(Items from a dataset)

-=-=-=-=-

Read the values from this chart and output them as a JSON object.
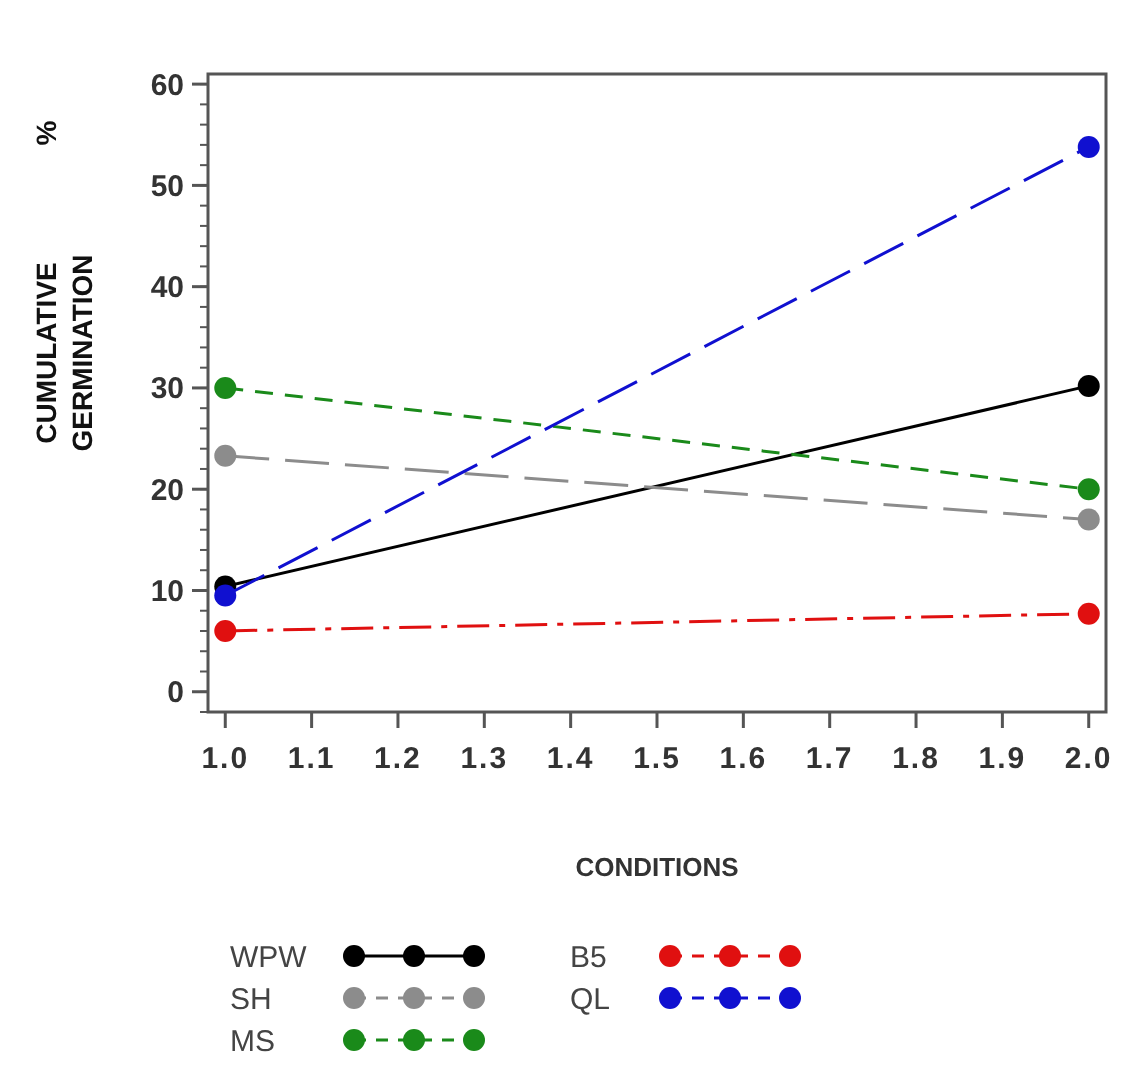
{
  "chart_data": {
    "type": "line",
    "xlabel": "CONDITIONS",
    "ylabel": "CUMULATIVE GERMINATION %",
    "x": [
      1.0,
      2.0
    ],
    "xlim": [
      0.98,
      2.02
    ],
    "xticks": [
      {
        "value": 1.0,
        "label": "1.0"
      },
      1.1,
      1.2,
      1.3,
      1.4,
      1.5,
      1.6,
      1.7,
      1.8,
      1.9,
      {
        "value": 2.0,
        "label": "2.0"
      }
    ],
    "ylim": [
      -2,
      61
    ],
    "yticks": [
      0,
      10,
      20,
      30,
      40,
      50,
      60
    ],
    "marker": "circle",
    "legend": "bottom",
    "grid": false,
    "series": [
      {
        "name": "WPW",
        "color": "#000000",
        "line_style": "solid",
        "values": [
          10.4,
          30.2
        ]
      },
      {
        "name": "SH",
        "color": "#8c8c8c",
        "line_style": "longdash",
        "values": [
          23.3,
          17
        ]
      },
      {
        "name": "MS",
        "color": "#1a8a1a",
        "line_style": "dashed",
        "values": [
          30,
          20
        ]
      },
      {
        "name": "B5",
        "color": "#e01010",
        "line_style": "dashdot",
        "values": [
          6,
          7.7
        ]
      },
      {
        "name": "QL",
        "color": "#1010d0",
        "line_style": "longdash",
        "values": [
          9.5,
          53.8
        ]
      }
    ]
  }
}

-=-=-=-=-

TASK PROMPT. Return to the listing above and set it down exactly, leaving out its pictures.

RESULT OF THIS TASK.
Read the values from this chart and output them as a JSON object.
{
  "chart_data": {
    "type": "line",
    "xlabel": "CONDITIONS",
    "ylabel": "CUMULATIVE GERMINATION %",
    "x": [
      1.0,
      2.0
    ],
    "xlim": [
      0.98,
      2.02
    ],
    "xticks": [
      {
        "value": 1.0,
        "label": "1.0"
      },
      1.1,
      1.2,
      1.3,
      1.4,
      1.5,
      1.6,
      1.7,
      1.8,
      1.9,
      {
        "value": 2.0,
        "label": "2.0"
      }
    ],
    "ylim": [
      -2,
      61
    ],
    "yticks": [
      0,
      10,
      20,
      30,
      40,
      50,
      60
    ],
    "marker": "circle",
    "legend": "bottom",
    "grid": false,
    "series": [
      {
        "name": "WPW",
        "color": "#000000",
        "line_style": "solid",
        "values": [
          10.4,
          30.2
        ]
      },
      {
        "name": "SH",
        "color": "#8c8c8c",
        "line_style": "longdash",
        "values": [
          23.3,
          17
        ]
      },
      {
        "name": "MS",
        "color": "#1a8a1a",
        "line_style": "dashed",
        "values": [
          30,
          20
        ]
      },
      {
        "name": "B5",
        "color": "#e01010",
        "line_style": "dashdot",
        "values": [
          6,
          7.7
        ]
      },
      {
        "name": "QL",
        "color": "#1010d0",
        "line_style": "longdash",
        "values": [
          9.5,
          53.8
        ]
      }
    ]
  }
}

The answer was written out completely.